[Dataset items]
__________
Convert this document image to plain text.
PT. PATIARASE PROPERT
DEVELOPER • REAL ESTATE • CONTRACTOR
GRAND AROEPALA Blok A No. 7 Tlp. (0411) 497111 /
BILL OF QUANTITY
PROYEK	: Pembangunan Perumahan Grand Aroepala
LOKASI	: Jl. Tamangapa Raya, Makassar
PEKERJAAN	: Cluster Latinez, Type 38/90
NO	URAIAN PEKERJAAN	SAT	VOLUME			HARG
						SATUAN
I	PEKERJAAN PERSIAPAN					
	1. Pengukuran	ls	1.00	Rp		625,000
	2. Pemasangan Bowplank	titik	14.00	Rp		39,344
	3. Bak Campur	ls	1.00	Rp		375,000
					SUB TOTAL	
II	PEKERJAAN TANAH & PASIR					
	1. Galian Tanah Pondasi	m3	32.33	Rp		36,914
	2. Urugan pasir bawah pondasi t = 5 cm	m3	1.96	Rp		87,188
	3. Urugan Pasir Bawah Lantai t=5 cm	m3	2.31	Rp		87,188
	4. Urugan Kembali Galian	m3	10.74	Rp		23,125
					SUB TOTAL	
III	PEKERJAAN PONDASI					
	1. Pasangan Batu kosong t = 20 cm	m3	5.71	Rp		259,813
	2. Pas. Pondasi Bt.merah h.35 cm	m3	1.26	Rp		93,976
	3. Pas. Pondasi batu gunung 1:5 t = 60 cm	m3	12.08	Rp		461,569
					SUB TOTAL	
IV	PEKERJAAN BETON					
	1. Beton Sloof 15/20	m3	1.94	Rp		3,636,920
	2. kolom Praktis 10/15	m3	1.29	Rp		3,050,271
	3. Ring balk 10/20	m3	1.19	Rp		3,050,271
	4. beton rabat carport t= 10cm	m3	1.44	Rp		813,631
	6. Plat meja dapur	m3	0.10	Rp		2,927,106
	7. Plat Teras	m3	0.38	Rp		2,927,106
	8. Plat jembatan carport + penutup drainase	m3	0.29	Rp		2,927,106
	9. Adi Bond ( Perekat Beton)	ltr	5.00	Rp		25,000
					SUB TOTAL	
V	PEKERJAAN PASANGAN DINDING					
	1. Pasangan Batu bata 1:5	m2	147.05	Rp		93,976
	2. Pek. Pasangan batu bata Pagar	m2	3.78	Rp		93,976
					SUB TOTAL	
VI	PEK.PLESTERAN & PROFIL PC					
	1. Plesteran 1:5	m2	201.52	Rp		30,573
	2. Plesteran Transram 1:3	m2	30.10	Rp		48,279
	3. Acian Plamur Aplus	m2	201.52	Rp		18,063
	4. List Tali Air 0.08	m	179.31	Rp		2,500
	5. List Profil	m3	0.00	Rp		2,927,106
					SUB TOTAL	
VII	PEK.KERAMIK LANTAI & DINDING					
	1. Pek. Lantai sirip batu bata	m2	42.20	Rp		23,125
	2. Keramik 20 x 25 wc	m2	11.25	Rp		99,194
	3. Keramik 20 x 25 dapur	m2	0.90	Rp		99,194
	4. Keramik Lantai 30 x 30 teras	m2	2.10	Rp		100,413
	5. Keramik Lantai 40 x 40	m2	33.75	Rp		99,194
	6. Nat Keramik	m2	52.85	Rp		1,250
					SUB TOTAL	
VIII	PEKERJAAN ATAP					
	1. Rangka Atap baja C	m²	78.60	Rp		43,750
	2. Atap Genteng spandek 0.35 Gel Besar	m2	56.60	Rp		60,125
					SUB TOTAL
__________
● **The exercise**: Return the material exactly as it stands.

● **Complete output**:
Convert this document image to plain text.
PT. PATIARASE PROPERT
DEVELOPER • REAL ESTATE • CONTRACTOR
GRAND AROEPALA Blok A No. 7 Tlp. (0411) 497111 /
BILL OF QUANTITY
PROYEK	: Pembangunan Perumahan Grand Aroepala
LOKASI	: Jl. Tamangapa Raya, Makassar
PEKERJAAN	: Cluster Latinez, Type 38/90
NO	URAIAN PEKERJAAN	SAT	VOLUME			HARG
						SATUAN
I	PEKERJAAN PERSIAPAN					
	1. Pengukuran	ls	1.00	Rp		625,000
	2. Pemasangan Bowplank	titik	14.00	Rp		39,344
	3. Bak Campur	ls	1.00	Rp		375,000
					SUB TOTAL	
II	PEKERJAAN TANAH & PASIR					
	1. Galian Tanah Pondasi	m3	32.33	Rp		36,914
	2. Urugan pasir bawah pondasi t = 5 cm	m3	1.96	Rp		87,188
	3. Urugan Pasir Bawah Lantai t=5 cm	m3	2.31	Rp		87,188
	4. Urugan Kembali Galian	m3	10.74	Rp		23,125
					SUB TOTAL	
III	PEKERJAAN PONDASI					
	1. Pasangan Batu kosong t = 20 cm	m3	5.71	Rp		259,813
	2. Pas. Pondasi Bt.merah h.35 cm	m3	1.26	Rp		93,976
	3. Pas. Pondasi batu gunung 1:5 t = 60 cm	m3	12.08	Rp		461,569
					SUB TOTAL	
IV	PEKERJAAN BETON					
	1. Beton Sloof 15/20	m3	1.94	Rp		3,636,920
	2. kolom Praktis 10/15	m3	1.29	Rp		3,050,271
	3. Ring balk 10/20	m3	1.19	Rp		3,050,271
	4. beton rabat carport t= 10cm	m3	1.44	Rp		813,631
	6. Plat meja dapur	m3	0.10	Rp		2,927,106
	7. Plat Teras	m3	0.38	Rp		2,927,106
	8. Plat jembatan carport + penutup drainase	m3	0.29	Rp		2,927,106
	9. Adi Bond ( Perekat Beton)	ltr	5.00	Rp		25,000
					SUB TOTAL	
V	PEKERJAAN PASANGAN DINDING					
	1. Pasangan Batu bata 1:5	m2	147.05	Rp		93,976
	2. Pek. Pasangan batu bata Pagar	m2	3.78	Rp		93,976
					SUB TOTAL	
VI	PEK.PLESTERAN & PROFIL PC					
	1. Plesteran 1:5	m2	201.52	Rp		30,573
	2. Plesteran Transram 1:3	m2	30.10	Rp		48,279
	3. Acian Plamur Aplus	m2	201.52	Rp		18,063
	4. List Tali Air 0.08	m	179.31	Rp		2,500
	5. List Profil	m3	0.00	Rp		2,927,106
					SUB TOTAL	
VII	PEK.KERAMIK LANTAI & DINDING					
	1. Pek. Lantai sirip batu bata	m2	42.20	Rp		23,125
	2. Keramik 20 x 25 wc	m2	11.25	Rp		99,194
	3. Keramik 20 x 25 dapur	m2	0.90	Rp		99,194
	4. Keramik Lantai 30 x 30 teras	m2	2.10	Rp		100,413
	5. Keramik Lantai 40 x 40	m2	33.75	Rp		99,194
	6. Nat Keramik	m2	52.85	Rp		1,250
					SUB TOTAL	
VIII	PEKERJAAN ATAP					
	1. Rangka Atap baja C	m²	78.60	Rp		43,750
	2. Atap Genteng spandek 0.35 Gel Besar	m2	56.60	Rp		60,125
					SUB TOTAL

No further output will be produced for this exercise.